Data excerpts:
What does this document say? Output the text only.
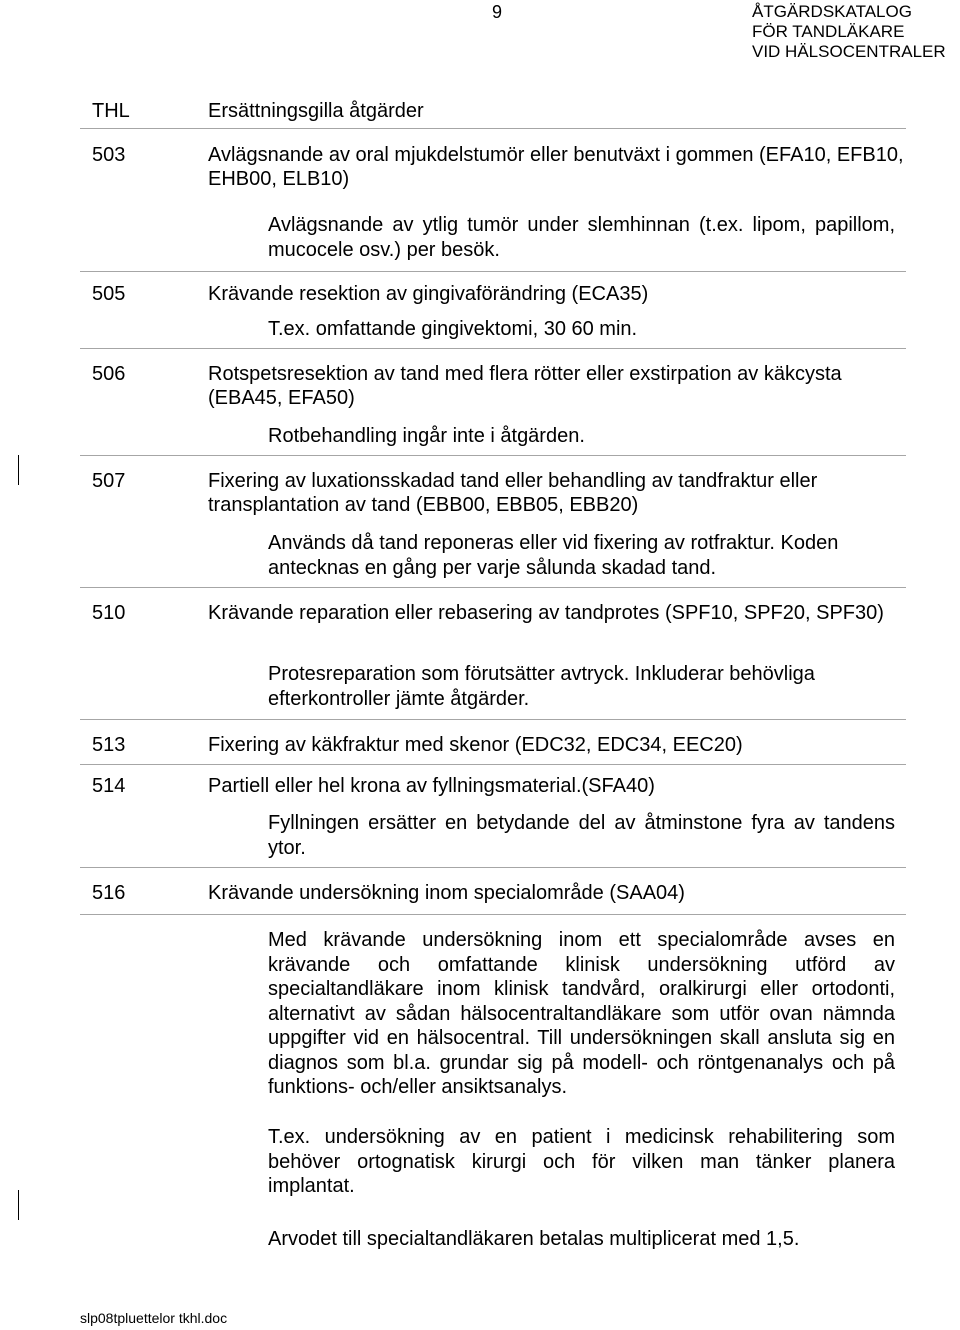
9	ÅTGÄRDSKATALOG
FÖR TANDLÄKARE
VID HÄLSOCENTRALER
THL	Ersättningsgilla åtgärder
503	Avlägsnande av oral mjukdelstumör eller benutväxt i gommen (EFA10, EFB10, EHB00, ELB10)
Avlägsnande av ytlig tumör under slemhinnan (t.ex. lipom, papillom, mucocele osv.) per besök.
505	Krävande resektion av gingivaförändring (ECA35)
T.ex. omfattande gingivektomi, 30 60 min.
506	Rotspetsresektion av tand med flera rötter eller exstirpation av käkcysta (EBA45, EFA50)
Rotbehandling ingår inte i åtgärden.
507	Fixering av luxationsskadad tand eller behandling av tandfraktur eller transplantation av tand (EBB00, EBB05, EBB20)
Används då tand reponeras eller vid fixering av rotfraktur. Koden antecknas en gång per varje sålunda skadad tand.
510	Krävande reparation eller rebasering av tandprotes (SPF10, SPF20, SPF30)
Protesreparation som förutsätter avtryck. Inkluderar behövliga efterkontroller jämte åtgärder.
513	Fixering av käkfraktur med skenor (EDC32, EDC34, EEC20)
514	Partiell eller hel krona av fyllningsmaterial.(SFA40)
Fyllningen ersätter en betydande del av åtminstone fyra av tandens ytor.
516	Krävande undersökning inom specialområde (SAA04)
Med krävande undersökning inom ett specialområde avses en krävande och omfattande klinisk undersökning utförd av specialtandläkare inom klinisk tandvård, oralkirurgi eller ortodonti, alternativt av sådan hälsocentraltandläkare som utför ovan nämnda uppgifter vid en hälsocentral. Till undersökningen skall ansluta sig en diagnos som bl.a. grundar sig på modell- och röntgenanalys och på funktions- och/eller ansiktsanalys.
T.ex. undersökning av en patient i medicinsk rehabilitering som behöver ortognatisk kirurgi och för vilken man tänker planera implantat.
Arvodet till specialtandläkaren betalas multiplicerat med 1,5.
slp08tpluettelor tkhl.doc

Challenge:
Say how many lines of the listing above contain "Avlägsnande", with no other words.

Response to this exercise:
2